━━━━━ Extracted material
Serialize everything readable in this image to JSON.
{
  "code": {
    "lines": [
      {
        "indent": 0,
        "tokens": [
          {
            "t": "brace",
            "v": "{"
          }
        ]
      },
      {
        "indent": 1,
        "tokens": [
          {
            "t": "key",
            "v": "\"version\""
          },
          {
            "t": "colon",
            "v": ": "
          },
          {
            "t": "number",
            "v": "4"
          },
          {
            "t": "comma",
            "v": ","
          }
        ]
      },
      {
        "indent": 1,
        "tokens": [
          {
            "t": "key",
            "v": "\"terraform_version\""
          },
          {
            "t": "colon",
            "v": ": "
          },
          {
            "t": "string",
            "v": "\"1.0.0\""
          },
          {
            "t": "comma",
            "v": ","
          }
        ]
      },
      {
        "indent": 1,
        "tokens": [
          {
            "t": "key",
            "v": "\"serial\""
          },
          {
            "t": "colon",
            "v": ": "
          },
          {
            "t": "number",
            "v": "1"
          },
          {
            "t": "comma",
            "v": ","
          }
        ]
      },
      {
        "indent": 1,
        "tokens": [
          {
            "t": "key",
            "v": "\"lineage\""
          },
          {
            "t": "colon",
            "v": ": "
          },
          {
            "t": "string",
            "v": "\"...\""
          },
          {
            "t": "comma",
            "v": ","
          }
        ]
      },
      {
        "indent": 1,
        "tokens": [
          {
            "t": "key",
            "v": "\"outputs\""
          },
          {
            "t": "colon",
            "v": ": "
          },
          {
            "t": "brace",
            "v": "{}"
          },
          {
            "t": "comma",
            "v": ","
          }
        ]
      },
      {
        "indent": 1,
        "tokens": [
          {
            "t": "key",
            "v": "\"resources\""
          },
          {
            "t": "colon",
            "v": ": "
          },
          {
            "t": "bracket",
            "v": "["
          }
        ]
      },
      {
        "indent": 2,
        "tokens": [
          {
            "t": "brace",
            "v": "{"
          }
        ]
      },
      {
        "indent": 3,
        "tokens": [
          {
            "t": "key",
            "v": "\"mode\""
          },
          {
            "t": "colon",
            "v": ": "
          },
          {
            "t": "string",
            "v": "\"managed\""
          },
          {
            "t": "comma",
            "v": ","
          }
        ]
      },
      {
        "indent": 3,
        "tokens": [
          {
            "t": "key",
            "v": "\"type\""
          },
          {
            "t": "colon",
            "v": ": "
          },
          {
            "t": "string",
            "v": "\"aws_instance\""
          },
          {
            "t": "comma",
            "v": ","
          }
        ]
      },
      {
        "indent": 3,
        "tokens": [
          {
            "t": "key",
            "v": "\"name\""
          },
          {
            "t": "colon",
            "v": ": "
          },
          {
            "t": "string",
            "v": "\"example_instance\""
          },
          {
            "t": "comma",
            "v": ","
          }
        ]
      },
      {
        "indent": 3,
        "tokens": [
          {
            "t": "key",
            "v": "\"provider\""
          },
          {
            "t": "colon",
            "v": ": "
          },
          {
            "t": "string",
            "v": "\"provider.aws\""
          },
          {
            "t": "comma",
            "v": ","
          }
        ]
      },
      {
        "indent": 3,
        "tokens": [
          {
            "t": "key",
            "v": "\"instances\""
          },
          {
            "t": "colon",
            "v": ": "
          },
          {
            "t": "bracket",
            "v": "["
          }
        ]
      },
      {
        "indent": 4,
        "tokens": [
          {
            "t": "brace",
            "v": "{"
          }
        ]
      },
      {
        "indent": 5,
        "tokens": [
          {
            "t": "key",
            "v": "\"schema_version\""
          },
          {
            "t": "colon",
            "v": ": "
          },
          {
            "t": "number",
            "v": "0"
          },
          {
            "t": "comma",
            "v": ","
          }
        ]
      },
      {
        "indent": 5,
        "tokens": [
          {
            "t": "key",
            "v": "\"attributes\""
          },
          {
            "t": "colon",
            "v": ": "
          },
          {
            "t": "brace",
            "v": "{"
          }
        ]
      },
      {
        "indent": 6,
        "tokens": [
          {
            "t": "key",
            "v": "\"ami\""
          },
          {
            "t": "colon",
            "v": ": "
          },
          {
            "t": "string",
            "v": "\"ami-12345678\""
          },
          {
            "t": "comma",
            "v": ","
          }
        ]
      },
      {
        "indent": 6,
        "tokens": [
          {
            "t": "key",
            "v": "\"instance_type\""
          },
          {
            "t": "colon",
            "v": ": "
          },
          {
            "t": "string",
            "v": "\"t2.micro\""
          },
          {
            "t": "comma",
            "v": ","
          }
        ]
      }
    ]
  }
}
━━━━━━━━━━
* [Stated task]:
Reproduce the material above without altering a single character.

* [Answer to this problem]:
Serialize everything readable in this image to JSON.
{
  "code": {
    "lines": [
      {
        "indent": 0,
        "tokens": [
          {
            "t": "brace",
            "v": "{"
          }
        ]
      },
      {
        "indent": 1,
        "tokens": [
          {
            "t": "key",
            "v": "\"version\""
          },
          {
            "t": "colon",
            "v": ": "
          },
          {
            "t": "number",
            "v": "4"
          },
          {
            "t": "comma",
            "v": ","
          }
        ]
      },
      {
        "indent": 1,
        "tokens": [
          {
            "t": "key",
            "v": "\"terraform_version\""
          },
          {
            "t": "colon",
            "v": ": "
          },
          {
            "t": "string",
            "v": "\"1.0.0\""
          },
          {
            "t": "comma",
            "v": ","
          }
        ]
      },
      {
        "indent": 1,
        "tokens": [
          {
            "t": "key",
            "v": "\"serial\""
          },
          {
            "t": "colon",
            "v": ": "
          },
          {
            "t": "number",
            "v": "1"
          },
          {
            "t": "comma",
            "v": ","
          }
        ]
      },
      {
        "indent": 1,
        "tokens": [
          {
            "t": "key",
            "v": "\"lineage\""
          },
          {
            "t": "colon",
            "v": ": "
          },
          {
            "t": "string",
            "v": "\"...\""
          },
          {
            "t": "comma",
            "v": ","
          }
        ]
      },
      {
        "indent": 1,
        "tokens": [
          {
            "t": "key",
            "v": "\"outputs\""
          },
          {
            "t": "colon",
            "v": ": "
          },
          {
            "t": "brace",
            "v": "{}"
          },
          {
            "t": "comma",
            "v": ","
          }
        ]
      },
      {
        "indent": 1,
        "tokens": [
          {
            "t": "key",
            "v": "\"resources\""
          },
          {
            "t": "colon",
            "v": ": "
          },
          {
            "t": "bracket",
            "v": "["
          }
        ]
      },
      {
        "indent": 2,
        "tokens": [
          {
            "t": "brace",
            "v": "{"
          }
        ]
      },
      {
        "indent": 3,
        "tokens": [
          {
            "t": "key",
            "v": "\"mode\""
          },
          {
            "t": "colon",
            "v": ": "
          },
          {
            "t": "string",
            "v": "\"managed\""
          },
          {
            "t": "comma",
            "v": ","
          }
        ]
      },
      {
        "indent": 3,
        "tokens": [
          {
            "t": "key",
            "v": "\"type\""
          },
          {
            "t": "colon",
            "v": ": "
          },
          {
            "t": "string",
            "v": "\"aws_instance\""
          },
          {
            "t": "comma",
            "v": ","
          }
        ]
      },
      {
        "indent": 3,
        "tokens": [
          {
            "t": "key",
            "v": "\"name\""
          },
          {
            "t": "colon",
            "v": ": "
          },
          {
            "t": "string",
            "v": "\"example_instance\""
          },
          {
            "t": "comma",
            "v": ","
          }
        ]
      },
      {
        "indent": 3,
        "tokens": [
          {
            "t": "key",
            "v": "\"provider\""
          },
          {
            "t": "colon",
            "v": ": "
          },
          {
            "t": "string",
            "v": "\"provider.aws\""
          },
          {
            "t": "comma",
            "v": ","
          }
        ]
      },
      {
        "indent": 3,
        "tokens": [
          {
            "t": "key",
            "v": "\"instances\""
          },
          {
            "t": "colon",
            "v": ": "
          },
          {
            "t": "bracket",
            "v": "["
          }
        ]
      },
      {
        "indent": 4,
        "tokens": [
          {
            "t": "brace",
            "v": "{"
          }
        ]
      },
      {
        "indent": 5,
        "tokens": [
          {
            "t": "key",
            "v": "\"schema_version\""
          },
          {
            "t": "colon",
            "v": ": "
          },
          {
            "t": "number",
            "v": "0"
          },
          {
            "t": "comma",
            "v": ","
          }
        ]
      },
      {
        "indent": 5,
        "tokens": [
          {
            "t": "key",
            "v": "\"attributes\""
          },
          {
            "t": "colon",
            "v": ": "
          },
          {
            "t": "brace",
            "v": "{"
          }
        ]
      },
      {
        "indent": 6,
        "tokens": [
          {
            "t": "key",
            "v": "\"ami\""
          },
          {
            "t": "colon",
            "v": ": "
          },
          {
            "t": "string",
            "v": "\"ami-12345678\""
          },
          {
            "t": "comma",
            "v": ","
          }
        ]
      },
      {
        "indent": 6,
        "tokens": [
          {
            "t": "key",
            "v": "\"instance_type\""
          },
          {
            "t": "colon",
            "v": ": "
          },
          {
            "t": "string",
            "v": "\"t2.micro\""
          },
          {
            "t": "comma",
            "v": ","
          }
        ]
      }
    ]
  }
}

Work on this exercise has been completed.